> **TASK**: Where a line below holds the string "second", copy that line.

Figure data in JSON
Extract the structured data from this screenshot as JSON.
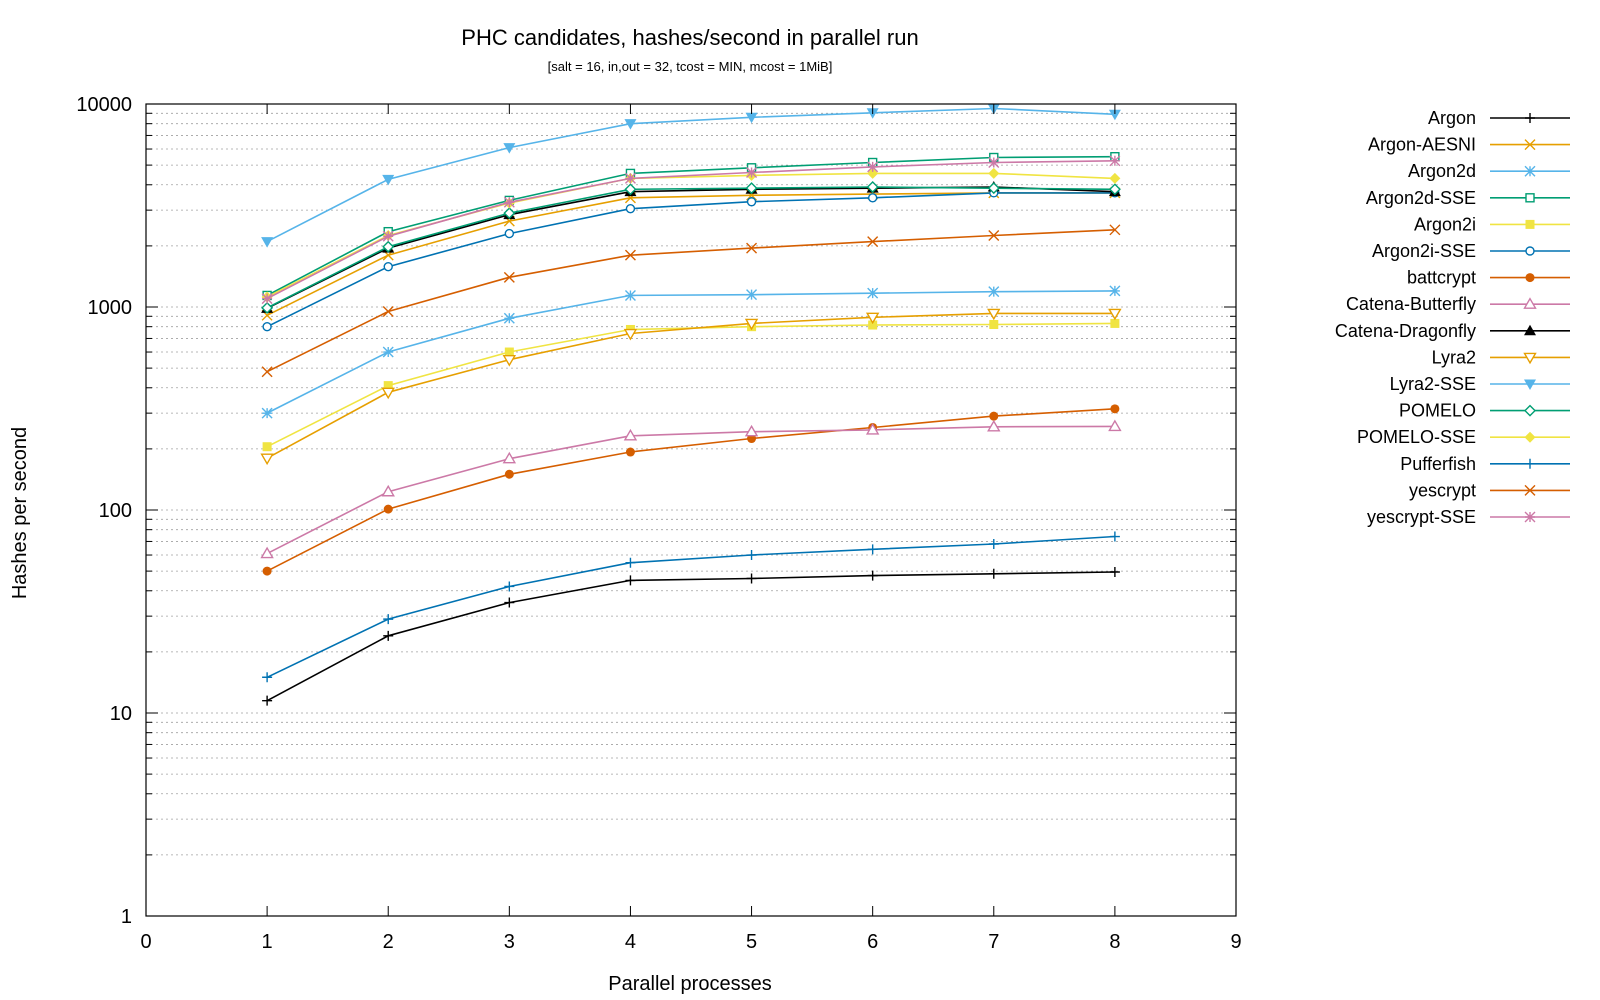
{
  "chart_data": {
    "type": "line",
    "title": "PHC candidates, hashes/second in parallel run",
    "subtitle": "[salt = 16, in,out = 32, tcost = MIN, mcost = 1MiB]",
    "xlabel": "Parallel processes",
    "ylabel": "Hashes per second",
    "xlim": [
      0,
      9
    ],
    "ylim": [
      1,
      10000
    ],
    "yscale": "log",
    "grid": "horizontal, major and minor (dotted)",
    "legend_position": "right",
    "x_ticks": [
      "0",
      "1",
      "2",
      "3",
      "4",
      "5",
      "6",
      "7",
      "8",
      "9"
    ],
    "y_ticks": [
      {
        "value": 1,
        "label": "1"
      },
      {
        "value": 10,
        "label": "10"
      },
      {
        "value": 100,
        "label": "100"
      },
      {
        "value": 1000,
        "label": "1000"
      },
      {
        "value": 10000,
        "label": "10000"
      }
    ],
    "x": [
      1,
      2,
      3,
      4,
      5,
      6,
      7,
      8
    ],
    "series": [
      {
        "name": "Argon",
        "color": "#000000",
        "marker": "plus",
        "values": [
          11.5,
          24,
          35,
          45,
          46,
          47.5,
          48.5,
          49.5
        ]
      },
      {
        "name": "Argon-AESNI",
        "color": "#e69f00",
        "marker": "cross",
        "values": [
          910,
          1800,
          2650,
          3450,
          3550,
          3600,
          3650,
          3650
        ]
      },
      {
        "name": "Argon2d",
        "color": "#56b4e9",
        "marker": "star",
        "values": [
          300,
          600,
          880,
          1140,
          1150,
          1170,
          1190,
          1200
        ]
      },
      {
        "name": "Argon2d-SSE",
        "color": "#009e73",
        "marker": "square-open",
        "values": [
          1140,
          2350,
          3350,
          4550,
          4850,
          5150,
          5450,
          5500
        ]
      },
      {
        "name": "Argon2i",
        "color": "#f0e442",
        "marker": "square-filled",
        "values": [
          205,
          410,
          600,
          775,
          800,
          815,
          820,
          830
        ]
      },
      {
        "name": "Argon2i-SSE",
        "color": "#0072b2",
        "marker": "circle-open",
        "values": [
          800,
          1580,
          2300,
          3050,
          3300,
          3450,
          3650,
          3650
        ]
      },
      {
        "name": "battcrypt",
        "color": "#d55e00",
        "marker": "circle-filled",
        "values": [
          50,
          101,
          150,
          193,
          225,
          255,
          290,
          315
        ]
      },
      {
        "name": "Catena-Butterfly",
        "color": "#cc79a7",
        "marker": "triangle-open",
        "values": [
          61,
          123,
          179,
          232,
          243,
          248,
          257,
          258
        ]
      },
      {
        "name": "Catena-Dragonfly",
        "color": "#000000",
        "marker": "triangle-filled",
        "values": [
          985,
          1950,
          2850,
          3700,
          3800,
          3850,
          3900,
          3700
        ]
      },
      {
        "name": "Lyra2",
        "color": "#e69f00",
        "marker": "triangle-down-open",
        "values": [
          180,
          380,
          550,
          740,
          830,
          890,
          930,
          930
        ]
      },
      {
        "name": "Lyra2-SSE",
        "color": "#56b4e9",
        "marker": "triangle-down-filled",
        "values": [
          2100,
          4250,
          6100,
          8000,
          8600,
          9050,
          9500,
          8900
        ]
      },
      {
        "name": "POMELO",
        "color": "#009e73",
        "marker": "diamond-open",
        "values": [
          990,
          1980,
          2900,
          3800,
          3850,
          3900,
          3850,
          3800
        ]
      },
      {
        "name": "POMELO-SSE",
        "color": "#f0e442",
        "marker": "diamond-filled",
        "values": [
          1120,
          2250,
          3250,
          4300,
          4450,
          4550,
          4550,
          4300
        ]
      },
      {
        "name": "Pufferfish",
        "color": "#0072b2",
        "marker": "plus",
        "values": [
          15,
          29,
          42,
          55,
          60,
          64,
          68,
          74
        ]
      },
      {
        "name": "yescrypt",
        "color": "#d55e00",
        "marker": "cross",
        "values": [
          480,
          950,
          1400,
          1800,
          1950,
          2100,
          2250,
          2400
        ]
      },
      {
        "name": "yescrypt-SSE",
        "color": "#cc79a7",
        "marker": "star",
        "values": [
          1100,
          2230,
          3280,
          4300,
          4600,
          4900,
          5150,
          5250
        ]
      }
    ]
  }
}
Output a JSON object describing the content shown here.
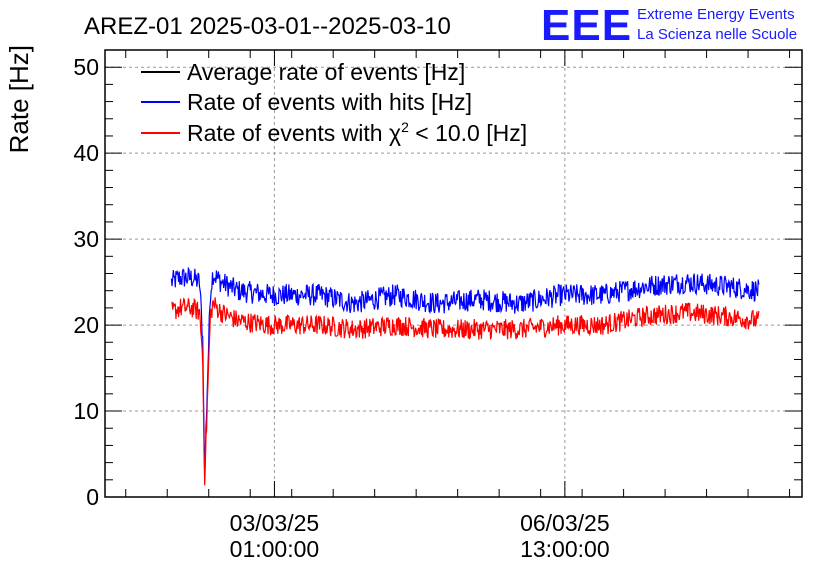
{
  "chart_data": {
    "type": "line",
    "title": "AREZ-01 2025-03-01--2025-03-10",
    "xlabel": "",
    "ylabel": "Rate [Hz]",
    "ylim": [
      0,
      52
    ],
    "yticks": [
      0,
      10,
      20,
      30,
      40,
      50
    ],
    "xlim": [
      0,
      8.4
    ],
    "x_units": "days since 2025-03-01 00:00",
    "xticks": [
      {
        "x": 2.042,
        "date": "03/03/25",
        "time": "01:00:00"
      },
      {
        "x": 5.542,
        "date": "06/03/25",
        "time": "13:00:00"
      }
    ],
    "grid": true,
    "legend": {
      "placement": "top-left",
      "entries": [
        {
          "label": "Average rate of events [Hz]",
          "color": "#000000"
        },
        {
          "label": "Rate of events with hits [Hz]",
          "color": "#0000ff"
        },
        {
          "label_prefix": "Rate of events with ",
          "label_symbol": "χ",
          "label_sup": "2",
          "label_suffix": " < 10.0 [Hz]",
          "color": "#ff0000"
        }
      ]
    },
    "series": [
      {
        "name": "Rate of events with hits [Hz]",
        "color": "#0000ff",
        "noise": 1.3,
        "points": [
          [
            0.8,
            25
          ],
          [
            0.9,
            25.5
          ],
          [
            1.05,
            25.5
          ],
          [
            1.14,
            25
          ],
          [
            1.18,
            18
          ],
          [
            1.2,
            2
          ],
          [
            1.23,
            12
          ],
          [
            1.27,
            24
          ],
          [
            1.3,
            26
          ],
          [
            1.4,
            25
          ],
          [
            1.6,
            24
          ],
          [
            2.0,
            23.5
          ],
          [
            2.6,
            23.5
          ],
          [
            3.0,
            22.5
          ],
          [
            3.5,
            23.5
          ],
          [
            4.0,
            22.5
          ],
          [
            4.5,
            23
          ],
          [
            5.0,
            22.5
          ],
          [
            5.5,
            23.5
          ],
          [
            6.0,
            23.5
          ],
          [
            6.5,
            24.5
          ],
          [
            7.0,
            25
          ],
          [
            7.5,
            24.5
          ],
          [
            7.88,
            24
          ]
        ]
      },
      {
        "name": "Rate of events with χ2 < 10.0 [Hz]",
        "color": "#ff0000",
        "noise": 1.2,
        "points": [
          [
            0.8,
            21.5
          ],
          [
            0.9,
            22
          ],
          [
            1.05,
            22
          ],
          [
            1.14,
            21.5
          ],
          [
            1.18,
            16
          ],
          [
            1.2,
            1
          ],
          [
            1.23,
            10
          ],
          [
            1.27,
            21
          ],
          [
            1.3,
            22.5
          ],
          [
            1.4,
            21.5
          ],
          [
            1.6,
            20.5
          ],
          [
            2.0,
            20
          ],
          [
            2.6,
            20
          ],
          [
            3.0,
            19.5
          ],
          [
            3.5,
            20
          ],
          [
            4.0,
            19.5
          ],
          [
            4.5,
            19.5
          ],
          [
            5.0,
            19.5
          ],
          [
            5.5,
            20
          ],
          [
            6.0,
            20
          ],
          [
            6.5,
            21
          ],
          [
            7.0,
            21.5
          ],
          [
            7.5,
            21
          ],
          [
            7.88,
            20.5
          ]
        ]
      }
    ]
  },
  "logo": {
    "text": "EEE",
    "line1": "Extreme Energy Events",
    "line2": "La Scienza nelle Scuole",
    "color": "#1a1aff"
  }
}
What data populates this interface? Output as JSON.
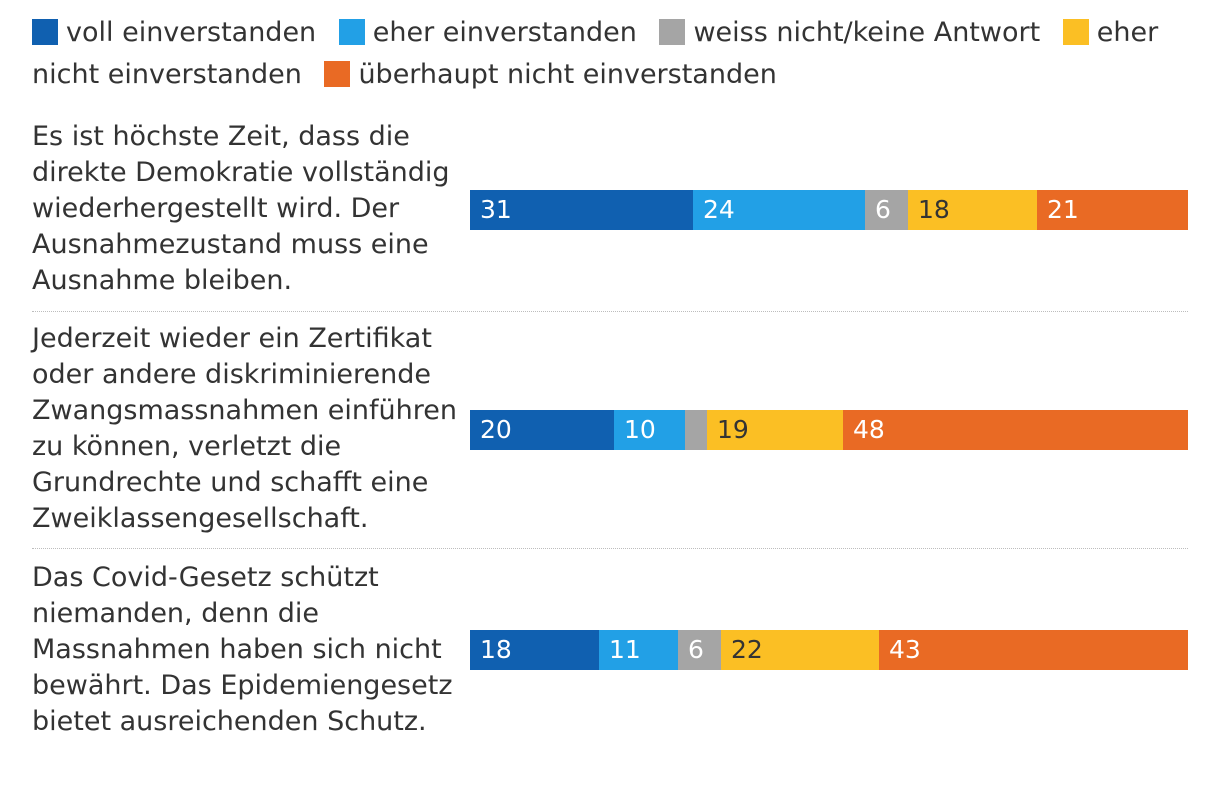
{
  "chart_data": {
    "type": "bar",
    "orientation": "horizontal",
    "stacked": true,
    "legend_position": "top",
    "series": [
      {
        "name": "voll einverstanden",
        "color": "#1060b0",
        "label_color": "#ffffff",
        "values": [
          31,
          20,
          18
        ]
      },
      {
        "name": "eher einverstanden",
        "color": "#22a0e6",
        "label_color": "#ffffff",
        "values": [
          24,
          10,
          11
        ]
      },
      {
        "name": "weiss nicht/keine Antwort",
        "color": "#a5a5a5",
        "label_color": "#ffffff",
        "values": [
          6,
          3,
          6
        ]
      },
      {
        "name": "eher nicht einverstanden",
        "color": "#fbbf24",
        "label_color": "#333333",
        "values": [
          18,
          19,
          22
        ]
      },
      {
        "name": "überhaupt nicht einverstanden",
        "color": "#e96a24",
        "label_color": "#ffffff",
        "values": [
          21,
          48,
          43
        ]
      }
    ],
    "data_labels": [
      [
        "31",
        "24",
        "6",
        "18",
        "21"
      ],
      [
        "20",
        "10",
        "",
        "19",
        "48"
      ],
      [
        "18",
        "11",
        "6",
        "22",
        "43"
      ]
    ],
    "categories": [
      "Es ist höchste Zeit, dass die direkte Demokratie vollständig wiederhergestellt wird. Der Ausnahmezustand muss eine Ausnahme bleiben.",
      "Jederzeit wieder ein Zertifikat oder andere diskriminierende Zwangsmassnahmen einführen zu können, verletzt die Grundrechte und schafft eine Zweiklassengesellschaft.",
      "Das Covid-Gesetz schützt niemanden, denn die Massnahmen haben sich nicht bewährt. Das Epidemiengesetz bietet ausreichenden Schutz."
    ],
    "xlim": [
      0,
      100
    ],
    "title": "",
    "xlabel": "",
    "ylabel": ""
  }
}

> **COMPLETE RESPONSE**:
    "title": "PHC candidates, hashes/second in parallel run",
    "ylabel": "Hashes per second",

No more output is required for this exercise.